TASK DIRECTIONS: Pick out the lines below that include the string "责任由乙方负责".

[BEGIN ENTRIES SUPPLIED]

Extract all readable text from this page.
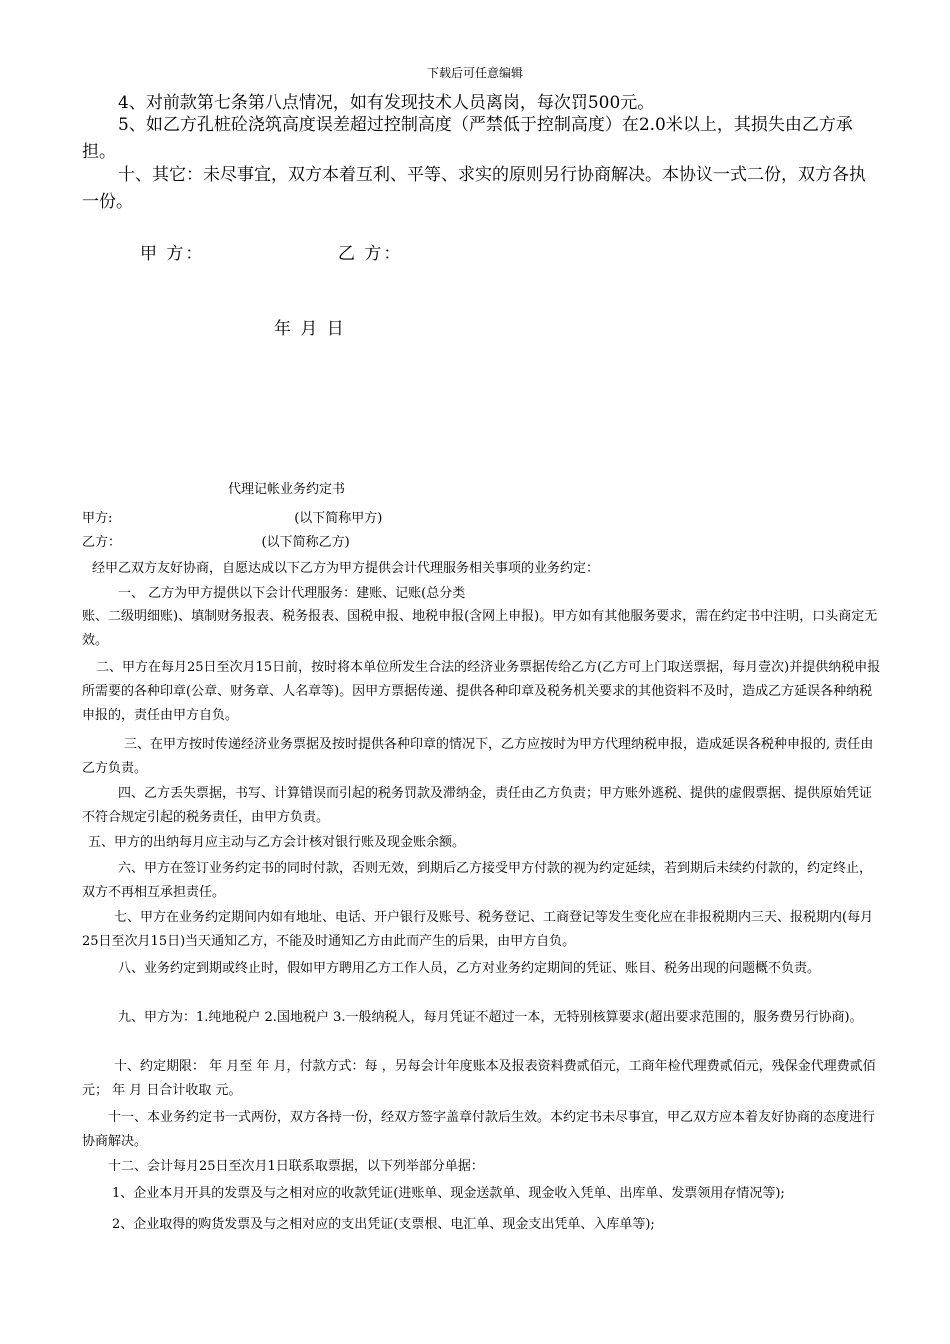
下载后可任意编辑
4、对前款第七条第八点情况，如有发现技术人员离岗，每次罚500元。
5、如乙方孔桩砼浇筑高度误差超过控制高度（严禁低于控制高度）在2.0米以上，其损失由乙方承担。
十、其它：未尽事宜，双方本着互利、平等、求实的原则另行协商解决。本协议一式二份，双方各执一份。
甲 方：	乙 方：
年 月 日
代理记帐业务约定书
甲方:                                            (以下简称甲方)
乙方：                                  (以下简称乙方)
经甲乙双方友好协商，自愿达成以下乙方为甲方提供会计代理服务相关事项的业务约定：
一、 乙方为甲方提供以下会计代理服务：建账、记账(总分类
账、二级明细账)、填制财务报表、税务报表、国税申报、地税申报(含网上申报)。甲方如有其他服务要求，需在约定书中注明，口头商定无效。
二、甲方在每月25日至次月15日前，按时将本单位所发生合法的经济业务票据传给乙方(乙方可上门取送票据，每月壹次)并提供纳税申报所需要的各种印章(公章、财务章、人名章等)。因甲方票据传递、提供各种印章及税务机关要求的其他资料不及时，造成乙方延误各种纳税申报的，责任由甲方自负。
三、在甲方按时传递经济业务票据及按时提供各种印章的情况下，乙方应按时为甲方代理纳税申报，造成延误各税种申报的, 责任由乙方负责。
四、乙方丢失票据，书写、计算错误而引起的税务罚款及滞纳金，责任由乙方负责；甲方账外逃税、提供的虚假票据、提供原始凭证不符合规定引起的税务责任，由甲方负责。
五、甲方的出纳每月应主动与乙方会计核对银行账及现金账余额。
六、甲方在签订业务约定书的同时付款，否则无效，到期后乙方接受甲方付款的视为约定延续，若到期后未续约付款的，约定终止，双方不再相互承担责任。
七、甲方在业务约定期间内如有地址、电话、开户银行及账号、税务登记、工商登记等发生变化应在非报税期内三天、报税期内(每月25日至次月15日)当天通知乙方，不能及时通知乙方由此而产生的后果，由甲方自负。
八、业务约定到期或终止时，假如甲方聘用乙方工作人员，乙方对业务约定期间的凭证、账目、税务出现的问题概不负责。
九、甲方为：1.纯地税户 2.国地税户 3.一般纳税人，每月凭证不超过一本，无特别核算要求(超出要求范围的，服务费另行协商)。
十、约定期限： 年 月至 年 月，付款方式：每 ，另每会计年度账本及报表资料费贰佰元，工商年检代理费贰佰元，残保金代理费贰佰元； 年 月 日合计收取 元。
十一、本业务约定书一式两份，双方各持一份，经双方签字盖章付款后生效。本约定书未尽事宜，甲乙双方应本着友好协商的态度进行协商解决。
十二、会计每月25日至次月1日联系取票据，以下列举部分单据：
1、企业本月开具的发票及与之相对应的收款凭证(进账单、现金送款单、现金收入凭单、出库单、发票领用存情况等);
2、企业取得的购货发票及与之相对应的支出凭证(支票根、电汇单、现金支出凭单、入库单等);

[END ENTRIES SUPPLIED]

TASK RESPONSE:
三、在甲方按时传递经济业务票据及按时提供各种印章的情况下，乙方应按时为甲方代理纳税申报，造成延误各税种申报的, 责任由乙方负责。
四、乙方丢失票据，书写、计算错误而引起的税务罚款及滞纳金，责任由乙方负责；甲方账外逃税、提供的虚假票据、提供原始凭证不符合规定引起的税务责任，由甲方负责。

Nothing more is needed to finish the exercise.